Begin SOURCE TEXT

It also gave birth to John Steed; that iconic gentleman spy with the immaculately tailored suits, matching bowler, and umbrella. It was Newman who first provoked Macnee to transform Steed into an extension of himself and replace Steed’s trenchcoat uniform of the first series. Macnee took a cue from his friend, director Michael Powell: “Patrick, you’re an eighteenth-century man.” Macnee worked with his tailor and costume designer Audrey Liddle to devise the iconic look; part Beau Brummell and part Old-Etonian but with a mod 1960s twist.

It was an image that endured throughout The Avengers and remains instantly recognisable to this day. Macnee and Steed seemed forever invulnerable. Yet, at the grand old age of 93, last week Macnee joined those choirs of heavenly, avenging angels. He will no doubt be quaffing a glass of champagne to toast the Steed who lives on, immortalised in 161 episodes of The Avengers and 26 episodes of The New Avengers.

A sample of that immortality can be found in Studio Canal’s high-definition re-release of The Avengers on Blu-Ray. This month they continue with the first series made in colour. Starring Diana Rigg as Emma Peel and Macnee as John Steed, those agents extraordinary using their wit, style, and champagne to defeat all manner of diabolical masterminds, the iconic fifth series achieved international acclaim and, most importantly, conquered the U.S. television schedules.

When The Avengers started shooting in colour on 5th September 1966, its original incarnation as a videotaped, black-and-white studio-based noir, a feverish, often claustrophobic mix of Graham Greene’s Our Man In Havana, Dashiel Hammett’s The Thin Man and the James Bond novels, had been transformed into a genre-defying television success.

End SOURCE TEXT
Begin DATASET EXTRACT

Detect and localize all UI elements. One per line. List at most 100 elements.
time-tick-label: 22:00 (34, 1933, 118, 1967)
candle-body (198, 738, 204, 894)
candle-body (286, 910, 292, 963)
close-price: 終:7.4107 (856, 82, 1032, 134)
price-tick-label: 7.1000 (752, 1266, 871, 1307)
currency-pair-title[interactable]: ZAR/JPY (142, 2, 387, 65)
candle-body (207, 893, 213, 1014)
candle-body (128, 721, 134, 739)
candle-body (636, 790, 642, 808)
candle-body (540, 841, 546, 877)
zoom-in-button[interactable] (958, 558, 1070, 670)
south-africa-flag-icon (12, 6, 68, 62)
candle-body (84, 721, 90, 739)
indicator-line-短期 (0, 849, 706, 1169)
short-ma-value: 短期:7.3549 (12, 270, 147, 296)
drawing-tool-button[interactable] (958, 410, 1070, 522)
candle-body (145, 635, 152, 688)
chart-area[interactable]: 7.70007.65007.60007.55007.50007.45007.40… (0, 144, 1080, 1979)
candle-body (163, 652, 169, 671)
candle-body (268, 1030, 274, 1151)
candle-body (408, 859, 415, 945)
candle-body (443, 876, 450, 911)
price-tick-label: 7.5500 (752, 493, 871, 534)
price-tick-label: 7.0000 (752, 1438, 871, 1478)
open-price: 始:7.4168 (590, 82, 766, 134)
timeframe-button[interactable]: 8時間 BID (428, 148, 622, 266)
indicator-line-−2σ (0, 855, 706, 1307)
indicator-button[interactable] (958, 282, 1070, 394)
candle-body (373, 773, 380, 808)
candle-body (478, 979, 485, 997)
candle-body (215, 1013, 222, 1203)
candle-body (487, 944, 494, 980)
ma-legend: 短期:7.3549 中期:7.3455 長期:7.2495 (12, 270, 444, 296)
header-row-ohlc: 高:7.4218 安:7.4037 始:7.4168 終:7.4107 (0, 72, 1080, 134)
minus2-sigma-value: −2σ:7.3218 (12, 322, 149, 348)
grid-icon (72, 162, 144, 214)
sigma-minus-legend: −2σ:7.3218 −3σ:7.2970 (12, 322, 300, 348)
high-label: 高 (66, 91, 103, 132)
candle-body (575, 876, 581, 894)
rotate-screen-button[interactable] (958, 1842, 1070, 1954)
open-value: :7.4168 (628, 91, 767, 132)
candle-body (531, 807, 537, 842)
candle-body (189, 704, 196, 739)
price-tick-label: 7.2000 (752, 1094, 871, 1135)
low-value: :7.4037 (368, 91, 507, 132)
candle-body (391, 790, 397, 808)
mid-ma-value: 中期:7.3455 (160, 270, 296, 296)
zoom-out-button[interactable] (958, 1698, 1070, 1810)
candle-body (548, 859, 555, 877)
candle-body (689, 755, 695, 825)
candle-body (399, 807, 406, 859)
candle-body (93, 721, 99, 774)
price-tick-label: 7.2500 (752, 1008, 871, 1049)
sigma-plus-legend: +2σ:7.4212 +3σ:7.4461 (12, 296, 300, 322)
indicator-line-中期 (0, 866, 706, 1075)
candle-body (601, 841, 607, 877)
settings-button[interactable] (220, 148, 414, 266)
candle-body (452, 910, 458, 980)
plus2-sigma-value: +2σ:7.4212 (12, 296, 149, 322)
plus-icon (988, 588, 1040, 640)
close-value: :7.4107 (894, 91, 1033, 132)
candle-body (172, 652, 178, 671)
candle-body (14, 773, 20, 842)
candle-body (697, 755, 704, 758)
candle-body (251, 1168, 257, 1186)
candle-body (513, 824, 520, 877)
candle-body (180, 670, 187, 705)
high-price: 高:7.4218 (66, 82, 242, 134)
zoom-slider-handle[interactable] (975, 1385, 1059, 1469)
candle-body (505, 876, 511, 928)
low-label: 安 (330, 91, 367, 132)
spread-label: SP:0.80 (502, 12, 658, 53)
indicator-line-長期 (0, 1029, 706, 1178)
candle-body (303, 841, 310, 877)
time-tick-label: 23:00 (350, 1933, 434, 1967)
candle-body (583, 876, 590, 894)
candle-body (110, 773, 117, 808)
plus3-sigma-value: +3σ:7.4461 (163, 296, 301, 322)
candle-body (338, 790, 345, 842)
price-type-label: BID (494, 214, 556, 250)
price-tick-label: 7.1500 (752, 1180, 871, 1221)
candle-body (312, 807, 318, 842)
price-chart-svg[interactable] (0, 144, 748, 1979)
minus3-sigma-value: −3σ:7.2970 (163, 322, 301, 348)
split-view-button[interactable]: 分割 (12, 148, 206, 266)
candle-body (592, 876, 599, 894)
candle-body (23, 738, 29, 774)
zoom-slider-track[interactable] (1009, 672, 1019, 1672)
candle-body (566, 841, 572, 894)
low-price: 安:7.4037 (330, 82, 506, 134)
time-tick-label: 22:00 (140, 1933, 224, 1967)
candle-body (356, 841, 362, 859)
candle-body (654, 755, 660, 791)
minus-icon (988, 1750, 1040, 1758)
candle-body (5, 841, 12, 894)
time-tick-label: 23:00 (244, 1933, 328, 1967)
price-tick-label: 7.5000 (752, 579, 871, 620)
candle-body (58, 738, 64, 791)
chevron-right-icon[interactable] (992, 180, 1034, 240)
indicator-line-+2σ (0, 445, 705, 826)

End DATASET EXTRACT

Copy out the passage on Patrick Macnee and John Steed word for word, from its first sentence through its last.

It also gave birth to John Steed; that iconic gentleman spy with the immaculately tailored suits, matching bowler, and umbrella. It was Newman who first provoked Macnee to transform Steed into an extension of himself and replace Steed’s trenchcoat uniform of the first series. Macnee took a cue from his friend, director Michael Powell: “Patrick, you’re an eighteenth-century man.” Macnee worked with his tailor and costume designer Audrey Liddle to devise the iconic look; part Beau Brummell and part Old-Etonian but with a mod 1960s twist.

It was an image that endured throughout The Avengers and remains instantly recognisable to this day. Macnee and Steed seemed forever invulnerable. Yet, at the grand old age of 93, last week Macnee joined those choirs of heavenly, avenging angels. He will no doubt be quaffing a glass of champagne to toast the Steed who lives on, immortalised in 161 episodes of The Avengers and 26 episodes of The New Avengers.

A sample of that immortality can be found in Studio Canal’s high-definition re-release of The Avengers on Blu-Ray. This month they continue with the first series made in colour. Starring Diana Rigg as Emma Peel and Macnee as John Steed, those agents extraordinary using their wit, style, and champagne to defeat all manner of diabolical masterminds, the iconic fifth series achieved international acclaim and, most importantly, conquered the U.S. television schedules.

When The Avengers started shooting in colour on 5th September 1966, its original incarnation as a videotaped, black-and-white studio-based noir, a feverish, often claustrophobic mix of Graham Greene’s Our Man In Havana, Dashiel Hammett’s The Thin Man and the James Bond novels, had been transformed into a genre-defying television success.